## start Records to process
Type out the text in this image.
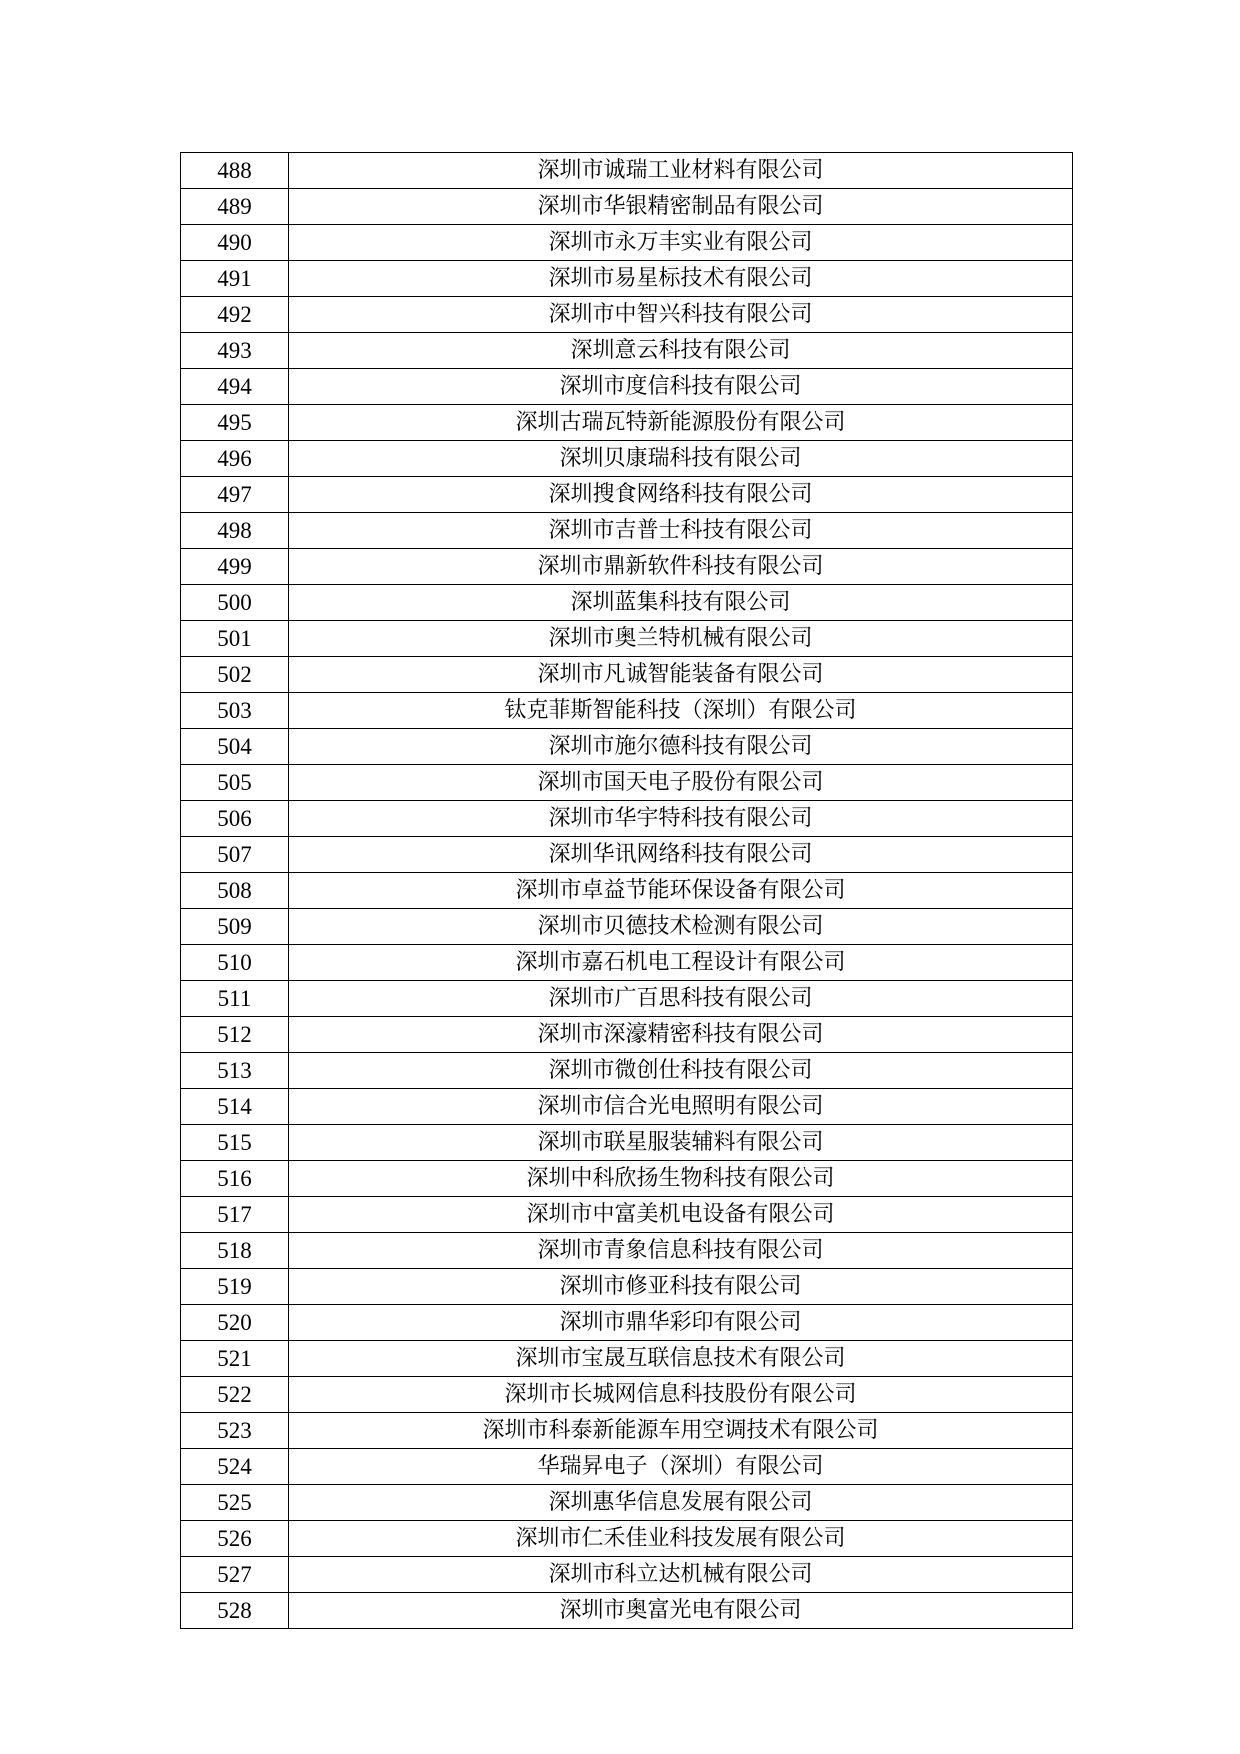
488	深圳市诚瑞工业材料有限公司
489	深圳市华银精密制品有限公司
490	深圳市永万丰实业有限公司
491	深圳市易星标技术有限公司
492	深圳市中智兴科技有限公司
493	深圳意云科技有限公司
494	深圳市度信科技有限公司
495	深圳古瑞瓦特新能源股份有限公司
496	深圳贝康瑞科技有限公司
497	深圳搜食网络科技有限公司
498	深圳市吉普士科技有限公司
499	深圳市鼎新软件科技有限公司
500	深圳蓝集科技有限公司
501	深圳市奥兰特机械有限公司
502	深圳市凡诚智能装备有限公司
503	钛克菲斯智能科技（深圳）有限公司
504	深圳市施尔德科技有限公司
505	深圳市国天电子股份有限公司
506	深圳市华宇特科技有限公司
507	深圳华讯网络科技有限公司
508	深圳市卓益节能环保设备有限公司
509	深圳市贝德技术检测有限公司
510	深圳市嘉石机电工程设计有限公司
511	深圳市广百思科技有限公司
512	深圳市深濠精密科技有限公司
513	深圳市微创仕科技有限公司
514	深圳市信合光电照明有限公司
515	深圳市联星服装辅料有限公司
516	深圳中科欣扬生物科技有限公司
517	深圳市中富美机电设备有限公司
518	深圳市青象信息科技有限公司
519	深圳市修亚科技有限公司
520	深圳市鼎华彩印有限公司
521	深圳市宝晟互联信息技术有限公司
522	深圳市长城网信息科技股份有限公司
523	深圳市科泰新能源车用空调技术有限公司
524	华瑞昇电子（深圳）有限公司
525	深圳惠华信息发展有限公司
526	深圳市仁禾佳业科技发展有限公司
527	深圳市科立达机械有限公司
528	深圳市奥富光电有限公司
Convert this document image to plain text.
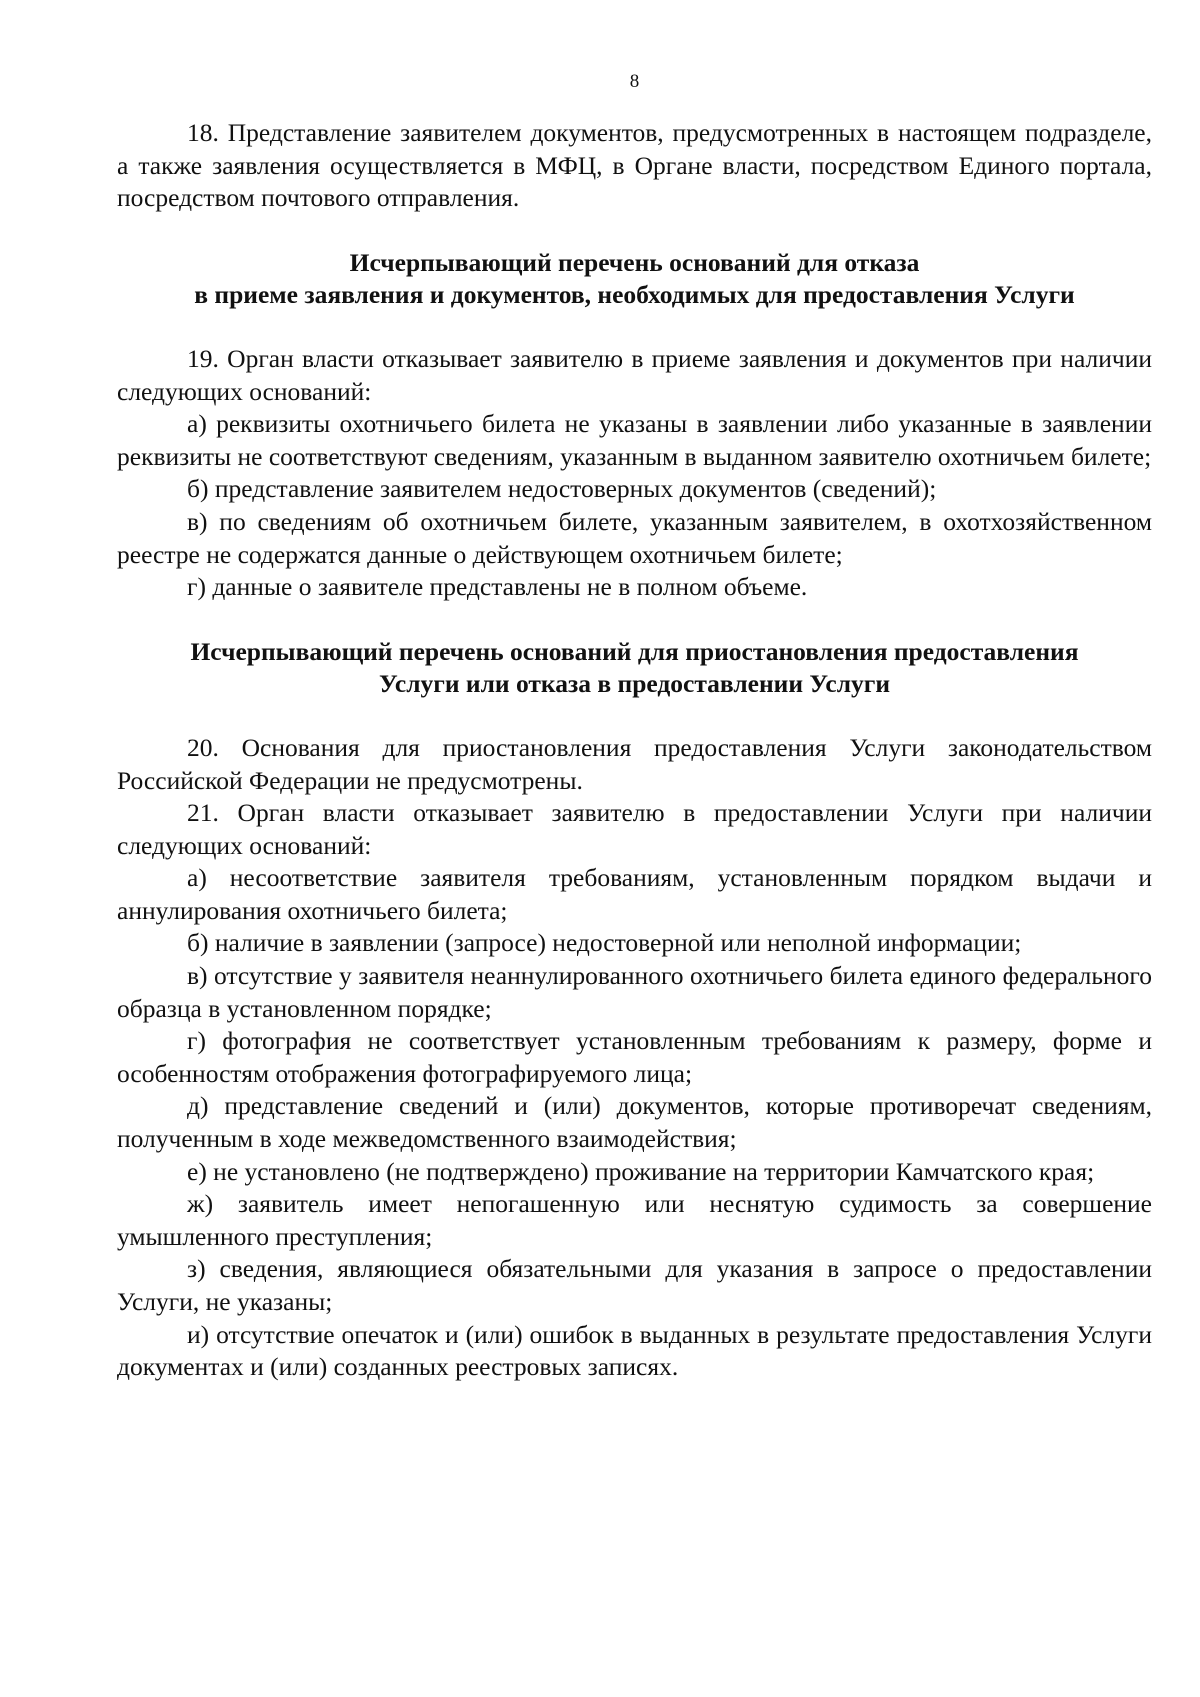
8

18. Представление заявителем документов, предусмотренных в настоящем подразделе, а также заявления осуществляется в МФЦ, в Органе власти, посредством Единого портала, посредством почтового отправления.

Исчерпывающий перечень оснований для отказа
в приеме заявления и документов, необходимых для предоставления Услуги

19. Орган власти отказывает заявителю в приеме заявления и документов при наличии следующих оснований:

а) реквизиты охотничьего билета не указаны в заявлении либо указанные в заявлении реквизиты не соответствуют сведениям, указанным в выданном заявителю охотничьем билете;

б) представление заявителем недостоверных документов (сведений);

в) по сведениям об охотничьем билете, указанным заявителем, в охотхозяйственном реестре не содержатся данные о действующем охотничьем билете;

г) данные о заявителе представлены не в полном объеме.

Исчерпывающий перечень оснований для приостановления предоставления
Услуги или отказа в предоставлении Услуги

20. Основания для приостановления предоставления Услуги законодательством Российской Федерации не предусмотрены.

21. Орган власти отказывает заявителю в предоставлении Услуги при наличии следующих оснований:

а) несоответствие заявителя требованиям, установленным порядком выдачи и аннулирования охотничьего билета;

б) наличие в заявлении (запросе) недостоверной или неполной информации;

в) отсутствие у заявителя неаннулированного охотничьего билета единого федерального образца в установленном порядке;

г) фотография не соответствует установленным требованиям к размеру, форме и особенностям отображения фотографируемого лица;

д) представление сведений и (или) документов, которые противоречат сведениям, полученным в ходе межведомственного взаимодействия;

е) не установлено (не подтверждено) проживание на территории Камчатского края;

ж) заявитель имеет непогашенную или неснятую судимость за совершение умышленного преступления;

з) сведения, являющиеся обязательными для указания в запросе о предоставлении Услуги, не указаны;

и) отсутствие опечаток и (или) ошибок в выданных в результате предоставления Услуги документах и (или) созданных реестровых записях.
## end Records to process
§ **Do this**:
Reproduce all the entries that precede this task, word for word, minus any pictures.

§ **Finished answer**:
Type out the text in this image.
488	深圳市诚瑞工业材料有限公司
489	深圳市华银精密制品有限公司
490	深圳市永万丰实业有限公司
491	深圳市易星标技术有限公司
492	深圳市中智兴科技有限公司
493	深圳意云科技有限公司
494	深圳市度信科技有限公司
495	深圳古瑞瓦特新能源股份有限公司
496	深圳贝康瑞科技有限公司
497	深圳搜食网络科技有限公司
498	深圳市吉普士科技有限公司
499	深圳市鼎新软件科技有限公司
500	深圳蓝集科技有限公司
501	深圳市奥兰特机械有限公司
502	深圳市凡诚智能装备有限公司
503	钛克菲斯智能科技（深圳）有限公司
504	深圳市施尔德科技有限公司
505	深圳市国天电子股份有限公司
506	深圳市华宇特科技有限公司
507	深圳华讯网络科技有限公司
508	深圳市卓益节能环保设备有限公司
509	深圳市贝德技术检测有限公司
510	深圳市嘉石机电工程设计有限公司
511	深圳市广百思科技有限公司
512	深圳市深濠精密科技有限公司
513	深圳市微创仕科技有限公司
514	深圳市信合光电照明有限公司
515	深圳市联星服装辅料有限公司
516	深圳中科欣扬生物科技有限公司
517	深圳市中富美机电设备有限公司
518	深圳市青象信息科技有限公司
519	深圳市修亚科技有限公司
520	深圳市鼎华彩印有限公司
521	深圳市宝晟互联信息技术有限公司
522	深圳市长城网信息科技股份有限公司
523	深圳市科泰新能源车用空调技术有限公司
524	华瑞昇电子（深圳）有限公司
525	深圳惠华信息发展有限公司
526	深圳市仁禾佳业科技发展有限公司
527	深圳市科立达机械有限公司
528	深圳市奥富光电有限公司
Convert this document image to plain text.
8

18. Представление заявителем документов, предусмотренных в настоящем подразделе, а также заявления осуществляется в МФЦ, в Органе власти, посредством Единого портала, посредством почтового отправления.

Исчерпывающий перечень оснований для отказа
в приеме заявления и документов, необходимых для предоставления Услуги

19. Орган власти отказывает заявителю в приеме заявления и документов при наличии следующих оснований:

а) реквизиты охотничьего билета не указаны в заявлении либо указанные в заявлении реквизиты не соответствуют сведениям, указанным в выданном заявителю охотничьем билете;

б) представление заявителем недостоверных документов (сведений);

в) по сведениям об охотничьем билете, указанным заявителем, в охотхозяйственном реестре не содержатся данные о действующем охотничьем билете;

г) данные о заявителе представлены не в полном объеме.

Исчерпывающий перечень оснований для приостановления предоставления
Услуги или отказа в предоставлении Услуги

20. Основания для приостановления предоставления Услуги законодательством Российской Федерации не предусмотрены.

21. Орган власти отказывает заявителю в предоставлении Услуги при наличии следующих оснований:

а) несоответствие заявителя требованиям, установленным порядком выдачи и аннулирования охотничьего билета;

б) наличие в заявлении (запросе) недостоверной или неполной информации;

в) отсутствие у заявителя неаннулированного охотничьего билета единого федерального образца в установленном порядке;

г) фотография не соответствует установленным требованиям к размеру, форме и особенностям отображения фотографируемого лица;

д) представление сведений и (или) документов, которые противоречат сведениям, полученным в ходе межведомственного взаимодействия;

е) не установлено (не подтверждено) проживание на территории Камчатского края;

ж) заявитель имеет непогашенную или неснятую судимость за совершение умышленного преступления;

з) сведения, являющиеся обязательными для указания в запросе о предоставлении Услуги, не указаны;

и) отсутствие опечаток и (или) ошибок в выданных в результате предоставления Услуги документах и (или) созданных реестровых записях.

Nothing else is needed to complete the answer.